[Extracted records]

========================================================================

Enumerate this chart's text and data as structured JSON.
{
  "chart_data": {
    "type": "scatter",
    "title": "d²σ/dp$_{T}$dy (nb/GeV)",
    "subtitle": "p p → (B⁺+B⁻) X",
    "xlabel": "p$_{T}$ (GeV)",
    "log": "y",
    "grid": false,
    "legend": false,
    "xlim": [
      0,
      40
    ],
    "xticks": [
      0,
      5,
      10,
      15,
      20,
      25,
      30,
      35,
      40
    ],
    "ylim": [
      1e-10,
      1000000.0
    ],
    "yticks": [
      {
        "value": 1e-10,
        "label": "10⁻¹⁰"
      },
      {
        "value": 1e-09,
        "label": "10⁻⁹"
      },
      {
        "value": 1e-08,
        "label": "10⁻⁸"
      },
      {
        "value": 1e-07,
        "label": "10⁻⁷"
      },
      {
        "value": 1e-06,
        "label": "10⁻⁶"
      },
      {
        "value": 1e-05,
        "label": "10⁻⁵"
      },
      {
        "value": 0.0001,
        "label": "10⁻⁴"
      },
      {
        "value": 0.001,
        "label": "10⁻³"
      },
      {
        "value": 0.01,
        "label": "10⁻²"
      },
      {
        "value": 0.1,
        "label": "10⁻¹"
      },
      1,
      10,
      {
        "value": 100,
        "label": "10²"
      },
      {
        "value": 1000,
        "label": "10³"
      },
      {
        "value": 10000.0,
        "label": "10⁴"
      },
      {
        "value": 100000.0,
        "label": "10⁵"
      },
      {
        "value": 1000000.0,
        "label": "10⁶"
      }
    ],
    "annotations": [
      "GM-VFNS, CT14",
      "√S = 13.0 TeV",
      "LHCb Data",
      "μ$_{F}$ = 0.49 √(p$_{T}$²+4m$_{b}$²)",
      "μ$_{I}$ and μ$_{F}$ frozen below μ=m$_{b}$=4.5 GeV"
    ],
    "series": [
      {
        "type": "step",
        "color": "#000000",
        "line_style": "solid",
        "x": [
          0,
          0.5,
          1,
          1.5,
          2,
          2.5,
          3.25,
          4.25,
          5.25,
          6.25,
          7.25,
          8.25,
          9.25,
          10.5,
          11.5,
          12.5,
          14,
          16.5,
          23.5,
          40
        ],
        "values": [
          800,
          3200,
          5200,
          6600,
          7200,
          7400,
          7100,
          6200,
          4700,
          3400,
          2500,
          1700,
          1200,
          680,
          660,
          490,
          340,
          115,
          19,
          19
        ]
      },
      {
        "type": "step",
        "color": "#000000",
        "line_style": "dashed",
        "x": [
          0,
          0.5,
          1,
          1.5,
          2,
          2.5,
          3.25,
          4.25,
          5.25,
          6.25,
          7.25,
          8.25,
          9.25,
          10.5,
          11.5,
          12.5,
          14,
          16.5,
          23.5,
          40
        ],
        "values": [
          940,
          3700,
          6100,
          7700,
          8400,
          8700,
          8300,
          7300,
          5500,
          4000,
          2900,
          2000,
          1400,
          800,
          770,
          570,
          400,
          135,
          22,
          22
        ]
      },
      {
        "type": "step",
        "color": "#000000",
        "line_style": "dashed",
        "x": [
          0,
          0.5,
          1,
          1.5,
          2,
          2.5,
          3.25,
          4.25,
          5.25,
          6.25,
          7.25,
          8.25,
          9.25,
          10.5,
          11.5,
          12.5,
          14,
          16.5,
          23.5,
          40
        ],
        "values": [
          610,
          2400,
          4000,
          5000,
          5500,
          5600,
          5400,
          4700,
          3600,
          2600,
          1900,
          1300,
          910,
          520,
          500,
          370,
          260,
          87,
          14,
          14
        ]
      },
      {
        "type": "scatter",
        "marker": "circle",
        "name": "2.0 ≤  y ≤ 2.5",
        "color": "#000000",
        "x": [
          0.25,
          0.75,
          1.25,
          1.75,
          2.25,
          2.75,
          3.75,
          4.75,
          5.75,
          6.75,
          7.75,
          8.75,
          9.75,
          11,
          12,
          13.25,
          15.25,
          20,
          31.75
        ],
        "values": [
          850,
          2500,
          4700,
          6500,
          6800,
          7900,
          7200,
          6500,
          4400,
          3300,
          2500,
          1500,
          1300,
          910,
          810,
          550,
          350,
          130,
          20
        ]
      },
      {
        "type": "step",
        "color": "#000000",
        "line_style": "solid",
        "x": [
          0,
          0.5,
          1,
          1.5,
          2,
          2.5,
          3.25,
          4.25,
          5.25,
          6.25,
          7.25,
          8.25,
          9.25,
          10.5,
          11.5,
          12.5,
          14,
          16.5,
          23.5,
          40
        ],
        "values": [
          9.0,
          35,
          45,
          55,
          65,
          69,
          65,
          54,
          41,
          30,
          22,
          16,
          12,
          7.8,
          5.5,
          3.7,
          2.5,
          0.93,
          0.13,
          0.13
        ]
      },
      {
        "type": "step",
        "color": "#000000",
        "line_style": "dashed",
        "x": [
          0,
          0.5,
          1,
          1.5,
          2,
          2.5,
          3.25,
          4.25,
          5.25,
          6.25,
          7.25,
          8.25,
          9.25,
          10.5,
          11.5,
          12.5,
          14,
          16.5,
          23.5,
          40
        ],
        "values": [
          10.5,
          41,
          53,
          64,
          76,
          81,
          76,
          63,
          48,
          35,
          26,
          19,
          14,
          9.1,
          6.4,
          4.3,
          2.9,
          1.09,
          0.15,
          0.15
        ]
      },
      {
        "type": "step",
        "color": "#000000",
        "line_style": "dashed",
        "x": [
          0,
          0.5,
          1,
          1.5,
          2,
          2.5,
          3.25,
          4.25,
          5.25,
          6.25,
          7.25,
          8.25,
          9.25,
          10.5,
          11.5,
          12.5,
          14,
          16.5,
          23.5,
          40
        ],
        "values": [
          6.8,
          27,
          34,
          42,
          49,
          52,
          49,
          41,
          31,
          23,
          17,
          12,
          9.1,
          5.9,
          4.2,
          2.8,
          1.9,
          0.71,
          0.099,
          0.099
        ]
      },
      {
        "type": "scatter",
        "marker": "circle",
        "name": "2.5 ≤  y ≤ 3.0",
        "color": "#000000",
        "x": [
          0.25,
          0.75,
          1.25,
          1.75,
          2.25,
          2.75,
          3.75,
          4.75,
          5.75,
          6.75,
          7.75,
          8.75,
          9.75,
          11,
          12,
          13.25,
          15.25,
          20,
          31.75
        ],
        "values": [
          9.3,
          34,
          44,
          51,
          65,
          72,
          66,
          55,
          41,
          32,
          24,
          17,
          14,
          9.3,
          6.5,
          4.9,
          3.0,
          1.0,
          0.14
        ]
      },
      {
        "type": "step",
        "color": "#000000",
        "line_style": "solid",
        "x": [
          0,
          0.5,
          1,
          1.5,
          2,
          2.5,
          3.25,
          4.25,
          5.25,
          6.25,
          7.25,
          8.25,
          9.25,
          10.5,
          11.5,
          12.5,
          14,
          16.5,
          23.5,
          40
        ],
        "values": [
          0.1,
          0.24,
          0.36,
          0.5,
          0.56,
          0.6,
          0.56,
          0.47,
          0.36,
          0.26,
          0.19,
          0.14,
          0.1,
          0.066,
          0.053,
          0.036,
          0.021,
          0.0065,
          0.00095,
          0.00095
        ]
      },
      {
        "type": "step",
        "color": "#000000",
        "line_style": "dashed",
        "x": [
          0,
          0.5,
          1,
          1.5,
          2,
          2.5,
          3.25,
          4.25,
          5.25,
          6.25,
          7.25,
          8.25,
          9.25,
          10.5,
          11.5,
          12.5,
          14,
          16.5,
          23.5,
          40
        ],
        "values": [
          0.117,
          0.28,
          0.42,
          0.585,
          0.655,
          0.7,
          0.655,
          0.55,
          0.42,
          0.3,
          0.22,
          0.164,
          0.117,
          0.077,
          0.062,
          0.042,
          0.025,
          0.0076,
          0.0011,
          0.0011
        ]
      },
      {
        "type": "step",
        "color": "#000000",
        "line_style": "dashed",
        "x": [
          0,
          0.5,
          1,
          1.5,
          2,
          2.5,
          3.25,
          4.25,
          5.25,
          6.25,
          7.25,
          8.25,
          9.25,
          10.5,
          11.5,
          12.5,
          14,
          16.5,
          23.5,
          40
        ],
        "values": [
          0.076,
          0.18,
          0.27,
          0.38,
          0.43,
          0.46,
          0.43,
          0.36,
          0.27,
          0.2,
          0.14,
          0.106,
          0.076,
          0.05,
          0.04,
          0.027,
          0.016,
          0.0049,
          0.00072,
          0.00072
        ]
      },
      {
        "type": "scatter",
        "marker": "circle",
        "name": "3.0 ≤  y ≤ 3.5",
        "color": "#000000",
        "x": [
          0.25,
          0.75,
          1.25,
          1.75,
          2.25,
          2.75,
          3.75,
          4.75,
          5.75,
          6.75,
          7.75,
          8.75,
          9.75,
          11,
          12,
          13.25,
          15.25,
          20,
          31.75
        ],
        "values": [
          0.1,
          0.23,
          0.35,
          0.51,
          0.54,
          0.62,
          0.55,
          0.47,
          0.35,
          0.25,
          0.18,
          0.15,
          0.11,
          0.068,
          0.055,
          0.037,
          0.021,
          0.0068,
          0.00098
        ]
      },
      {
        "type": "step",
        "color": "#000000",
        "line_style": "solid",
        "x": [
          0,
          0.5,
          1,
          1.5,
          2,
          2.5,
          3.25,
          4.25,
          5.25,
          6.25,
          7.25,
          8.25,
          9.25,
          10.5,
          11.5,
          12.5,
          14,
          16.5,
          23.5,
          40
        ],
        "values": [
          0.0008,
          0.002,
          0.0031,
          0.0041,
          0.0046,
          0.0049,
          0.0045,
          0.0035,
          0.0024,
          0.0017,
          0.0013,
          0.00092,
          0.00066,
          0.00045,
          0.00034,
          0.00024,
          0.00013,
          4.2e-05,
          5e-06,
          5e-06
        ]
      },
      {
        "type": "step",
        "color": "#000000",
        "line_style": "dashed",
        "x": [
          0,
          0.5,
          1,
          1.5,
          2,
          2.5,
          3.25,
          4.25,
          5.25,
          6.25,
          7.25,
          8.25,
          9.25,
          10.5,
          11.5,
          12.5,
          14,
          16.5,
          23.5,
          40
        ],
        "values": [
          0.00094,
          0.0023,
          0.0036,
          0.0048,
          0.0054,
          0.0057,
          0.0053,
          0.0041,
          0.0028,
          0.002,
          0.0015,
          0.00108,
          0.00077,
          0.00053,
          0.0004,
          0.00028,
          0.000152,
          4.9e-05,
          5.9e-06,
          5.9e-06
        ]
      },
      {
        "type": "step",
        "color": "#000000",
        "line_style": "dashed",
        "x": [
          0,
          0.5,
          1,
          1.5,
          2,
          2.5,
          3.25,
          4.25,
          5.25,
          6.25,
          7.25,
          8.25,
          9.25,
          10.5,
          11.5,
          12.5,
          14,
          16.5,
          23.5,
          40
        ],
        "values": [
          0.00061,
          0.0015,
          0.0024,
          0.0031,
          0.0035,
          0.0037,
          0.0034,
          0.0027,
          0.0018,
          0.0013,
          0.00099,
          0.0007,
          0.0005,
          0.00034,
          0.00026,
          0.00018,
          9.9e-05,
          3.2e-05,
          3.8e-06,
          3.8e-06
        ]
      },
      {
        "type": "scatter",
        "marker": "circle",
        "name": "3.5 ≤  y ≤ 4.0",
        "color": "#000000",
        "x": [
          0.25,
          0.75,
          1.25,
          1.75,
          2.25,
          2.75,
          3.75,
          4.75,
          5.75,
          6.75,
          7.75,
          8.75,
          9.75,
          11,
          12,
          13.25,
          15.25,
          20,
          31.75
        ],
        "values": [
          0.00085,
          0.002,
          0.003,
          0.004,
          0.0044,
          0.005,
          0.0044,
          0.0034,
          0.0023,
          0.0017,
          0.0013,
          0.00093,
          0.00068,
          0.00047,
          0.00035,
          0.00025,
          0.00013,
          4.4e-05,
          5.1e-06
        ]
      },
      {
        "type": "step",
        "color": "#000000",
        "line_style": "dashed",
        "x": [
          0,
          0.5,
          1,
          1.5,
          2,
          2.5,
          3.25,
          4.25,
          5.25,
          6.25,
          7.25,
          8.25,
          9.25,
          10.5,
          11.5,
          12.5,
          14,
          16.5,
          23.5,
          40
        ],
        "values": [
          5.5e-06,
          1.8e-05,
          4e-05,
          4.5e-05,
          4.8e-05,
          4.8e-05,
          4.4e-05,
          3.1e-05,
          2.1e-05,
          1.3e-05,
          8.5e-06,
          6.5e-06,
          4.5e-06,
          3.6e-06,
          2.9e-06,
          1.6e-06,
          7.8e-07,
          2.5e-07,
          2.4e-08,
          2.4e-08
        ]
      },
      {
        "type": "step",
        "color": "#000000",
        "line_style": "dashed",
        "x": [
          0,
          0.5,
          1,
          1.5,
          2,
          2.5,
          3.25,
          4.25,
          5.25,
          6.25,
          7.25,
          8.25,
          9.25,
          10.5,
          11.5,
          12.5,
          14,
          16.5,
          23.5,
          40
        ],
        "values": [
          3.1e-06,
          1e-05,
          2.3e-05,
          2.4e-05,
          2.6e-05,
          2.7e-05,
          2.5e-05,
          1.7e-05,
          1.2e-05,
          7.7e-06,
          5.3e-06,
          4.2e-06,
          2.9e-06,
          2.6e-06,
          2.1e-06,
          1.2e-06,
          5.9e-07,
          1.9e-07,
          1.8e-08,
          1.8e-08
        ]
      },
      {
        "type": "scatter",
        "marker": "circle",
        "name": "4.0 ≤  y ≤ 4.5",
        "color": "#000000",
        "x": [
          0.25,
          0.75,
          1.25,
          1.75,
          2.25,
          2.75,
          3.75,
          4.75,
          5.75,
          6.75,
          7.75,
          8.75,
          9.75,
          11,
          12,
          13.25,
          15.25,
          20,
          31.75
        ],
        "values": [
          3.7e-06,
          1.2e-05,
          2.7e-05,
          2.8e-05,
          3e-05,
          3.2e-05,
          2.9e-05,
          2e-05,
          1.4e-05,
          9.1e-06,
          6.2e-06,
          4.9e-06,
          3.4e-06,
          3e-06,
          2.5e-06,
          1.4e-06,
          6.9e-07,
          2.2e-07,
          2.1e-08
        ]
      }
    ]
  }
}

========================================================================

• **Given exercise**:
Search the data for the string "name" and copy each line where it appears.

• **Response**:
        "name": "2.0 ≤  y ≤ 2.5",
        "name": "2.5 ≤  y ≤ 3.0",
        "name": "3.0 ≤  y ≤ 3.5",
        "name": "3.5 ≤  y ≤ 4.0",
        "name": "4.0 ≤  y ≤ 4.5",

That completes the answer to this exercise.